[START OF DATA IN THIS EXERCISE]
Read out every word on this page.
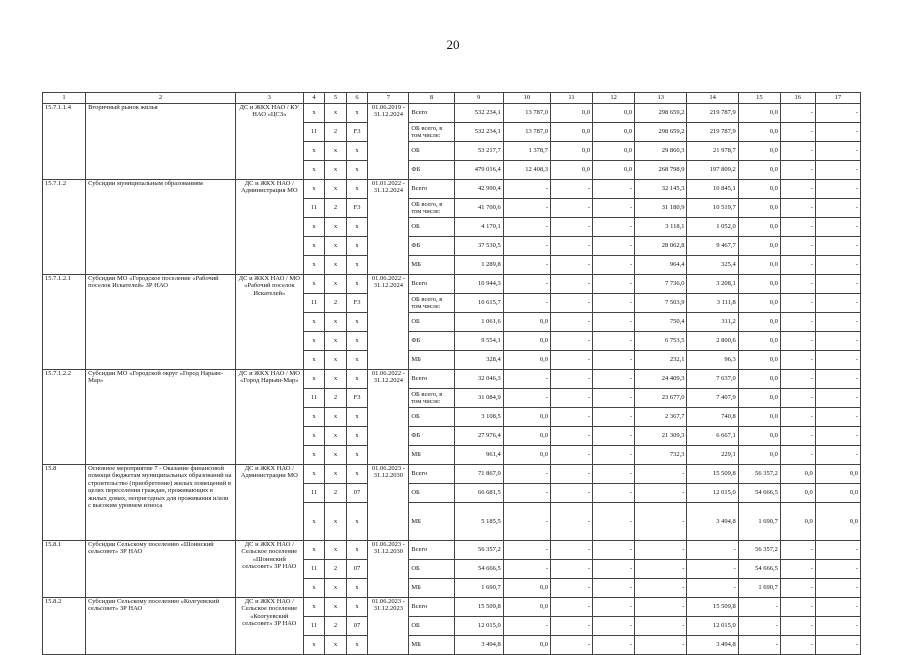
20
1	2	3	4	5	6	7	8	9	10	11	12	13	14	15	16	17
15.7.1.1.4	Вторичный рынок жилья	ДС и ЖКХ НАО / КУ НАО «ЦСЗ»	х	х	х	01.06.2019 - 31.12.2024	Всего	532 234,1	13 787,0	0,0	0,0	298 659,2	219 787,9	0,0	-	-
			11	2	F3		ОБ всего, в том числе:	532 234,1	13 787,0	0,0	0,0	298 659,2	219 787,9	0,0	-	-
			х	х	х		ОБ	53 217,7	1 378,7	0,0	0,0	29 860,3	21 978,7	0,0	-	-
			х	х	х		ФБ	479 016,4	12 408,3	0,0	0,0	268 798,9	197 809,2	0,0	-	-
15.7.1.2	Субсидии муниципальным образованиям	ДС и ЖКХ НАО / Администрация МО	х	х	х	01.01.2022 - 31.12.2024	Всего	42 990,4	-	-	-	32 145,3	10 845,1	0,0	-	-
			11	2	F3		ОБ всего, в том числе:	41 700,6	-	-	-	31 180,9	10 519,7	0,0	-	-
			х	х	х		ОБ	4 170,1	-	-	-	3 118,1	1 052,0	0,0	-	-
			х	х	х		ФБ	37 530,5	-	-	-	28 062,8	9 467,7	0,0	-	-
			х	х	х		МБ	1 289,8	-	-	-	964,4	325,4	0,0	-	-
15.7.1.2.1	Субсидии МО «Городское поселение «Рабочий поселок Искателей» ЗР НАО	ДС и ЖКХ НАО / МО «Рабочий поселок Искателей»	х	х	х	01.06.2022 - 31.12.2024	Всего	10 944,3	-	-	-	7 736,0	3 208,1	0,0	-	-
			11	2	F3		ОБ всего, в том числе:	10 615,7	-	-	-	7 503,9	3 111,8	0,0	-	-
			х	х	х		ОБ	1 061,6	0,0	-	-	750,4	311,2	0,0	-	-
			х	х	х		ФБ	9 554,1	0,0	-	-	6 753,5	2 800,6	0,0	-	-
			х	х	х		МБ	328,4	0,0	-	-	232,1	96,3	0,0	-	-
15.7.1.2.2	Субсидии МО «Городской округ «Город Нарьян-Мар»	ДС и ЖКХ НАО / МО «Город Нарьян-Мар»	х	х	х	01.06.2022 - 31.12.2024	Всего	32 046,3	-	-	-	24 409,3	7 637,0	0,0	-	-
			11	2	F3		ОБ всего, в том числе:	31 084,9	-	-	-	23 677,0	7 407,9	0,0	-	-
			х	х	х		ОБ	3 108,5	0,0	-	-	2 367,7	740,8	0,0	-	-
			х	х	х		ФБ	27 976,4	0,0	-	-	21 309,3	6 667,1	0,0	-	-
			х	х	х		МБ	961,4	0,0	-	-	732,3	229,1	0,0	-	-
15.8	Основное мероприятие 7 - Оказание финансовой помощи бюджетам муниципальных образований на строительство (приобретение) жилых помещений в целях переселения граждан, проживающих в жилых домах, непригодных для проживания и/или с высоким уровнем износа	ДС и ЖКХ НАО / Администрации МО	х	х	х	01.06.2023 - 31.12.2030	Всего	71 867,0	-	-	-	-	15 509,8	56 357,2	0,0	0,0
			11	2	07		ОБ	66 681,5	-	-	-	-	12 015,0	54 666,5	0,0	0,0
			х	х	х		МБ	5 185,5	-	-	-	-	3 494,8	1 690,7	0,0	0,0
15.8.1	Субсидии Сельскому поселению «Шоинский сельсовет» ЗР НАО	ДС и ЖКХ НАО / Сельское поселение «Шоинский сельсовет» ЗР НАО	х	х	х	01.06.2023 - 31.12.2030	Всего	56 357,2	-	-	-	-	-	56 357,2	-	-
			11	2	07		ОБ	54 666,5	-	-	-	-	-	54 666,5	-	-
			х	х	х		МБ	1 690,7	0,0	-	-	-	-	1 690,7	-	-
15.8.2	Субсидии Сельскому поселению «Колгуевский сельсовет» ЗР НАО	ДС и ЖКХ НАО / Сельское поселение «Колгуевский сельсовет» ЗР НАО	х	х	х	01.06.2023 - 31.12.2023	Всего	15 509,8	0,0	-	-	-	15 509,8	-	-	-
			11	2	07		ОБ	12 015,0	-	-	-	-	12 015,0	-	-	-
			х	х	х		МБ	3 494,8	0,0	-	-	-	3 494,8	-	-	-
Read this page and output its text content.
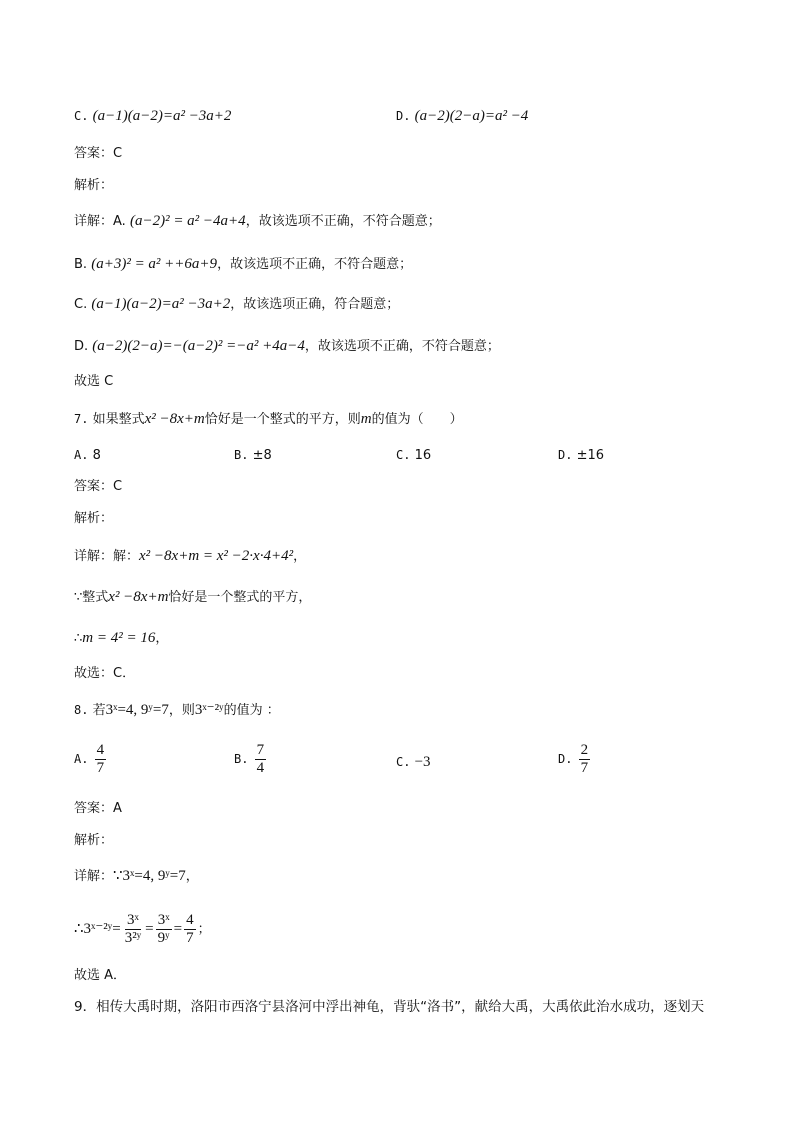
C. (a−1)(a−2)=a² −3a+2	D. (a−2)(2−a)=a² −4
答案：C
解析：
详解：A. (a−2)² = a² −4a+4，故该选项不正确，不符合题意；
B. (a+3)² = a² ++6a+9，故该选项不正确，不符合题意；
C. (a−1)(a−2)=a² −3a+2，故该选项正确，符合题意；
D. (a−2)(2−a)=−(a−2)² =−a² +4a−4，故该选项不正确，不符合题意；
故选 C
7. 如果整式x² −8x+m恰好是一个整式的平方，则m的值为（　　）
A. 8	B. ±8	C. 16	D. ±16
答案：C
解析：
详解：解：x² −8x+m = x² −2·x·4+4²，
∵整式x² −8x+m恰好是一个整式的平方，
∴m = 4² = 16，
故选：C．
8. 若3ˣ=4, 9ʸ=7，则3ˣ⁻²ʸ的值为 ：
A. $\frac{4}{7}$	B. $\frac{7}{4}$	C. −3	D. $\frac{2}{7}$
答案：A
解析：
详解：∵3ˣ=4, 9ʸ=7，
∴3ˣ⁻²ʸ= $\frac{\text{3ˣ}}{\text{3²ʸ}} = \frac{\text{3ˣ}}{\text{9ʸ}} = \frac{4}{7}$ ；
故选 A．
9．相传大禹时期，洛阳市西洛宁县洛河中浮出神龟，背驮“洛书”，献给大禹，大禹依此治水成功，逐划天
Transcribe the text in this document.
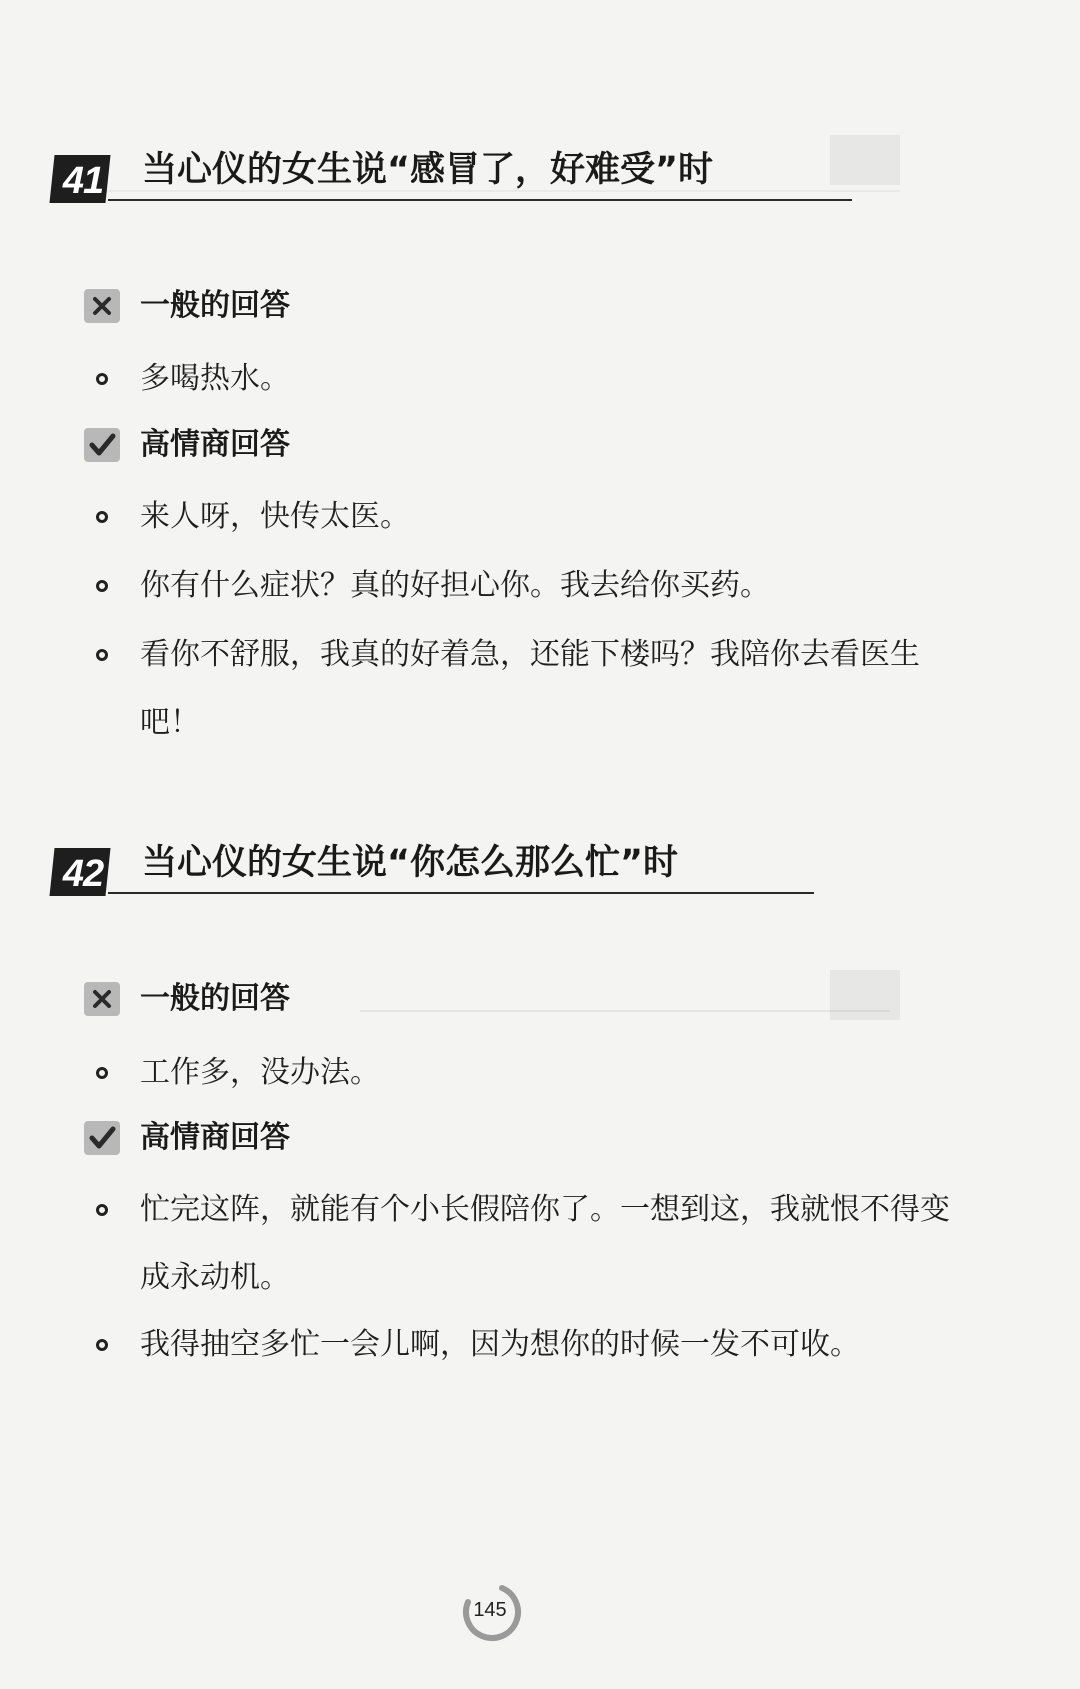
41 当心仪的女生说“感冒了，好难受”时
一般的回答
多喝热水。
高情商回答
来人呀，快传太医。
你有什么症状？真的好担心你。我去给你买药。
看你不舒服，我真的好着急，还能下楼吗？我陪你去看医生吧！
42 当心仪的女生说“你怎么那么忙”时
一般的回答
工作多，没办法。
高情商回答
忙完这阵，就能有个小长假陪你了。一想到这，我就恨不得变成永动机。
我得抽空多忙一会儿啊，因为想你的时候一发不可收。
145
[END OF DATA IN THIS EXERCISE]
**WHAT IS BEING ASKED**. Track down the lines that include the word "Сельскому" and copy them.

**CORRECT RESULT**.
15.8.1	Субсидии Сельскому поселению «Шоинский сельсовет» ЗР НАО	ДС и ЖКХ НАО / Сельское поселение «Шоинский сельсовет» ЗР НАО	х	х	х	01.06.2023 - 31.12.2030	Всего	56 357,2	-	-	-	-	-	56 357,2	-	-
15.8.2	Субсидии Сельскому поселению «Колгуевский сельсовет» ЗР НАО	ДС и ЖКХ НАО / Сельское поселение «Колгуевский сельсовет» ЗР НАО	х	х	х	01.06.2023 - 31.12.2023	Всего	15 509,8	0,0	-	-	-	15 509,8	-	-	-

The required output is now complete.